### 文档节选
────────────────────

In [74]:
import keras

from keras.models import Model
from keras.models import Sequential
from keras.models import load_model

from keras.layers import Activation
from keras.layers import Input, Dense, Embedding, Conv1D, Conv2D, MaxPooling1D, MaxPool2D
from keras.layers import Reshape, Flatten, Dropout, Concatenate
from keras.layers import SpatialDropout1D, concatenate
from keras.layers import GRU, Bidirectional, GlobalAveragePooling1D, GlobalMaxPooling1D
from keras.layers.recurrent import LSTM,SimpleRNN

from keras.preprocessing.text import Tokenizer
from keras.preprocessing.text import text_to_word_sequence
from keras.preprocessing.sequence import pad_sequences

from keras.callbacks import Callback, ModelCheckpoint, EarlyStopping
from keras.optimizers import Adam

from keras.utils.vis_utils import plot_model
from keras.utils.np_utils import to_categorical

import jieba
import numpy as np
import pandas as pd
import matplotlib.pyplot as plt
%matplotlib inline

In [1]:
# 导入自定义库
from utils.data_utils import clean_str
from utils.data_utils import build_vocab
from utils.data_utils import get_tokens

ModuleNotFoundError: No module named 'utils'

In [3]:
# 加载训练集合
df_train_dataset = pd.read_csv('./data/training-inspur.csv', encoding='utf-8')

────────────────────

### 所给资料
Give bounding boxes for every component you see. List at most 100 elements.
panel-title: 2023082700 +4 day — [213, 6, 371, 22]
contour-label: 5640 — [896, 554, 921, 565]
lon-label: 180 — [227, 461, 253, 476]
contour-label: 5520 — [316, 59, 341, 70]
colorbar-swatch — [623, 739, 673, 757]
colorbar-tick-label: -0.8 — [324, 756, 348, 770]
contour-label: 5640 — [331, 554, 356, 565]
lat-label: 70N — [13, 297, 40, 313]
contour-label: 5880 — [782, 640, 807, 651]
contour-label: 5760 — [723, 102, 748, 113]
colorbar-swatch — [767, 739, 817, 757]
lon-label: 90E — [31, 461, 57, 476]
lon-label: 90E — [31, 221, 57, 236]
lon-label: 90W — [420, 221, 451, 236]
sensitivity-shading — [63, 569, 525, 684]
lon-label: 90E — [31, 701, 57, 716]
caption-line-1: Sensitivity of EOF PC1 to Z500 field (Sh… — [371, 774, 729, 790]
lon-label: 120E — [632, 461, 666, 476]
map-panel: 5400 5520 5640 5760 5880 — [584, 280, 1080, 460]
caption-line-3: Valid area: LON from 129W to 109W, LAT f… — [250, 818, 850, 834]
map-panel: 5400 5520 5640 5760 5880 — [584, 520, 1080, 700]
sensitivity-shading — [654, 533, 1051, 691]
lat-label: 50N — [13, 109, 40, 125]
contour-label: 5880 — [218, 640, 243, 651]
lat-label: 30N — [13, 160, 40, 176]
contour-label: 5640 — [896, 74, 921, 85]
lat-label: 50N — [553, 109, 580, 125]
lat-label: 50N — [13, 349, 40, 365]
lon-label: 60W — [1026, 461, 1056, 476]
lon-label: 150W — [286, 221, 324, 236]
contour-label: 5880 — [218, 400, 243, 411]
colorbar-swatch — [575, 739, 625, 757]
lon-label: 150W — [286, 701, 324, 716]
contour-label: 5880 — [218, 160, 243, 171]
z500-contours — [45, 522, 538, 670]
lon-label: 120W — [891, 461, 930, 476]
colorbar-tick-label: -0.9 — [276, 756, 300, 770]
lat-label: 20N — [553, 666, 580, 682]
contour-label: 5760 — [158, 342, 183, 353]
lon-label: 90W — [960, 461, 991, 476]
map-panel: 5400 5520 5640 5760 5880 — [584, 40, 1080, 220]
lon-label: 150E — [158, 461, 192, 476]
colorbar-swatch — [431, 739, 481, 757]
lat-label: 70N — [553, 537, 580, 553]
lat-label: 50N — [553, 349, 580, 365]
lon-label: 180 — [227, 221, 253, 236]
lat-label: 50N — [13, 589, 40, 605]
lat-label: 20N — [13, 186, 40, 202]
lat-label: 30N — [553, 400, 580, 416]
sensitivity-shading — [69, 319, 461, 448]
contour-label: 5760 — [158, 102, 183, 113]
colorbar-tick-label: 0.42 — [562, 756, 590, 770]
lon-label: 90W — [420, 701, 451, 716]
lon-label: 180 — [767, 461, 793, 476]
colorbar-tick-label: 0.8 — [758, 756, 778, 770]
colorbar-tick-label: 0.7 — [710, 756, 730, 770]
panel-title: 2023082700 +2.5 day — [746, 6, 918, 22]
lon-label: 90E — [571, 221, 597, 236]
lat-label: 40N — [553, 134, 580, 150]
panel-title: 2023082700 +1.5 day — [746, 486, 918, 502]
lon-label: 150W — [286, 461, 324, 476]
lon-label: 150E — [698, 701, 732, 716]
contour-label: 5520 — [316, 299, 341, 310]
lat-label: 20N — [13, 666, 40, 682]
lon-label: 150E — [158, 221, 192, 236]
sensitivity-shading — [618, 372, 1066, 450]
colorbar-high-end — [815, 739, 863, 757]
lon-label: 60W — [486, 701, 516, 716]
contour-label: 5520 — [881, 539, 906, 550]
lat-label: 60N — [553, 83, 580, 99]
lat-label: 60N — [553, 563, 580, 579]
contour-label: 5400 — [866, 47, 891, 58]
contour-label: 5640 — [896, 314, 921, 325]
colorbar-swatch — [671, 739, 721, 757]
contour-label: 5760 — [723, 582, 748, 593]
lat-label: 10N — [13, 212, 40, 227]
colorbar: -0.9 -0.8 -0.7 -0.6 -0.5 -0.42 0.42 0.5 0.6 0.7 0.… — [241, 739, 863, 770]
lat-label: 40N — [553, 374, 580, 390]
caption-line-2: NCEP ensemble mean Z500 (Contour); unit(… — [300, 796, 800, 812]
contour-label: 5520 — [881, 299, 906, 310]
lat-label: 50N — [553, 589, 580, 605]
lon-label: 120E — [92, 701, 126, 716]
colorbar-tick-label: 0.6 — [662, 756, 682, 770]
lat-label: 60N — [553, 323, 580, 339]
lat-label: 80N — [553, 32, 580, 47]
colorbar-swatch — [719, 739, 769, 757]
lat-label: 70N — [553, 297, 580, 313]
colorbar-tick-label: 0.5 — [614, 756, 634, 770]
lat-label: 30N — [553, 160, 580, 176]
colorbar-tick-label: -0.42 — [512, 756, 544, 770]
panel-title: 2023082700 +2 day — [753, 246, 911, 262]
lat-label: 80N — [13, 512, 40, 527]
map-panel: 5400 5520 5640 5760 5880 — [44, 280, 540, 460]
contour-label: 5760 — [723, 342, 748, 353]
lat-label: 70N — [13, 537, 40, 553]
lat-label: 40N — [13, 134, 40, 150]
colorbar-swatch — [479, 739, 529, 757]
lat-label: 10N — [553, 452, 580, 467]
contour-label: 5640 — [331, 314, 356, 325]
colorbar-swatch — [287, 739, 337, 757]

────────────────────

### 练习任务
A. 判断下列说法是否与这段 Keras 代码相符。每项回答"是"或"否"，并原样引用代码中起决定作用的文字。(i) LSTM 和 SimpleRNN 是从 keras.layers.recurrent 导入的；(ii) 导入自定义库的那一步顺利完成；(iii) 训练集是以 GBK 编码读取的。
B. 接着这段 Keras 代码的最后一行往下写，给出后续几个单元的代码。
完成练习时不必查看上述资料。

### 参考答案
A.
(i) 是："from keras.layers.recurrent import LSTM,SimpleRNN"
(ii) 否："ModuleNotFoundError: No module named 'utils'"
(iii) 否："encoding='utf-8'"

B.
# 加载测试集
df_test_dataset = pd.read_csv('./data/Preliminary-texting-1.csv', encoding='utf-8')
# 查看数据集合 shape
df_test_dataset.shape

(102024, 2)

In [4]:
# 提取数据集中所需的字段
df_train_dataset = df_train_dataset[['COMMCONTENT', 'COMMLEVEL']]
df_test_dataset = df_test_dataset[['COMMCONTENT']]

In [10]:
# 合并数据集用于构建词汇表
df_all_dataset = pd.concat([df_train_dataset, df_test_dataset], ignore_index=True)
df_all_dataset.shape

(122024, 2)

In [72]:
BASE_DIR = '/Users/tsw/ScenicSpotReviews'

W2V_DIR = BASE_DIR + '/embeddings/'

TEXT_DATA_DIR = BASE_DIR + '/data/'

MAX_NUM_WORDS = 33950

MAX_SEQUENCE_LENGTH = 150 # 每篇文章选取150个词

MAX_NB_WORDS = 80000 # 将字典设置为含有1万个词84480

EMBEDDING_DIM = 300 # 词向量维度，300维

VALIDATION_SPLIT = 0.1 # 测试集大小，全部数据的10%

BATCH_SIZE = 128

NUM_LABELS = 3

In [73]:
def seg_corpus(corpus):
    seg_corpus = []
    for line in corpus:
        line = str(line).strip()
        seg_list = jieba.cut(line, cut_all=False)
        # 过滤空字符
        seg_list = [w for w in seg_list if w != ' ']
        seg_corpus.append(" ".join(seg_list))
    return seg_corpus

In [25]:
# 对所有文本分词
seged_text = seg_corpus(df_all_dataset['COMMCONTENT'])

In [26]:
len(seged_text)

122024

In [27]:
# 将分词后的数据并入 df_all_dataset
df_all_dataset['COMMCONTENT_SEG'] = pd.DataFrame(seged_text,columns=['COMMCONTENT_SEG'])
df_all_dataset.head()

Unnamed: 0,COMMCONTENT,COMMLEVEL,COMMCONTENT_SEG
0,普通公园一个只是多了几个泉而已，人不多，适合老人孩子闲逛，买票的话还是贵了，人家说6.30之...,1.0,普通 公园 一个 只是 多 了 几个 泉 而已 ， 人不多 ， 适合 老人 孩子 闲逛 ， ...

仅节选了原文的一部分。